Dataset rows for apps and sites
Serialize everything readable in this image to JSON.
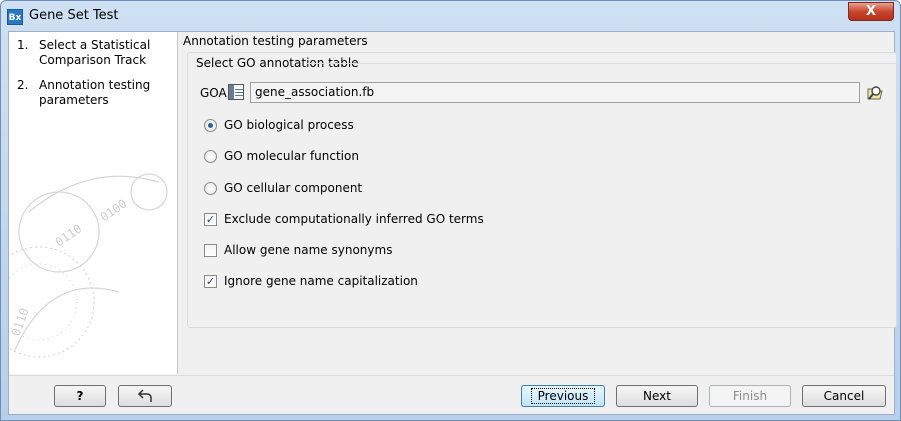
{
  "window": {
    "title": "Gene Set Test",
    "app_icon_text": "Bx",
    "close_glyph": "X"
  },
  "steps": [
    {
      "num": "1.",
      "label": "Select a Statistical Comparison Track"
    },
    {
      "num": "2.",
      "label": "Annotation testing parameters"
    }
  ],
  "panel": {
    "group_title": "Annotation testing parameters",
    "inner_title": "Select GO annotation table",
    "goa_label": "GOA",
    "goa_value": "gene_association.fb"
  },
  "options": {
    "radios": [
      {
        "label": "GO biological process",
        "checked": true
      },
      {
        "label": "GO molecular function",
        "checked": false
      },
      {
        "label": "GO cellular component",
        "checked": false
      }
    ],
    "checkboxes": [
      {
        "label": "Exclude computationally inferred GO terms",
        "checked": true
      },
      {
        "label": "Allow gene name synonyms",
        "checked": false
      },
      {
        "label": "Ignore gene name capitalization",
        "checked": true
      }
    ]
  },
  "buttons": {
    "help": "?",
    "previous": "Previous",
    "next": "Next",
    "finish": "Finish",
    "cancel": "Cancel"
  },
  "icons": {
    "app": "bx-app-icon",
    "close": "close-icon",
    "table": "table-icon",
    "browse": "browse-icon",
    "back": "undo-icon"
  }
}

*What is needed*: Please retype every record above exactly, leaving out the pictures.

*Output for this exercise*:
Serialize everything readable in this image to JSON.
{
  "window": {
    "title": "Gene Set Test",
    "app_icon_text": "Bx",
    "close_glyph": "X"
  },
  "steps": [
    {
      "num": "1.",
      "label": "Select a Statistical Comparison Track"
    },
    {
      "num": "2.",
      "label": "Annotation testing parameters"
    }
  ],
  "panel": {
    "group_title": "Annotation testing parameters",
    "inner_title": "Select GO annotation table",
    "goa_label": "GOA",
    "goa_value": "gene_association.fb"
  },
  "options": {
    "radios": [
      {
        "label": "GO biological process",
        "checked": true
      },
      {
        "label": "GO molecular function",
        "checked": false
      },
      {
        "label": "GO cellular component",
        "checked": false
      }
    ],
    "checkboxes": [
      {
        "label": "Exclude computationally inferred GO terms",
        "checked": true
      },
      {
        "label": "Allow gene name synonyms",
        "checked": false
      },
      {
        "label": "Ignore gene name capitalization",
        "checked": true
      }
    ]
  },
  "buttons": {
    "help": "?",
    "previous": "Previous",
    "next": "Next",
    "finish": "Finish",
    "cancel": "Cancel"
  },
  "icons": {
    "app": "bx-app-icon",
    "close": "close-icon",
    "table": "table-icon",
    "browse": "browse-icon",
    "back": "undo-icon"
  }
}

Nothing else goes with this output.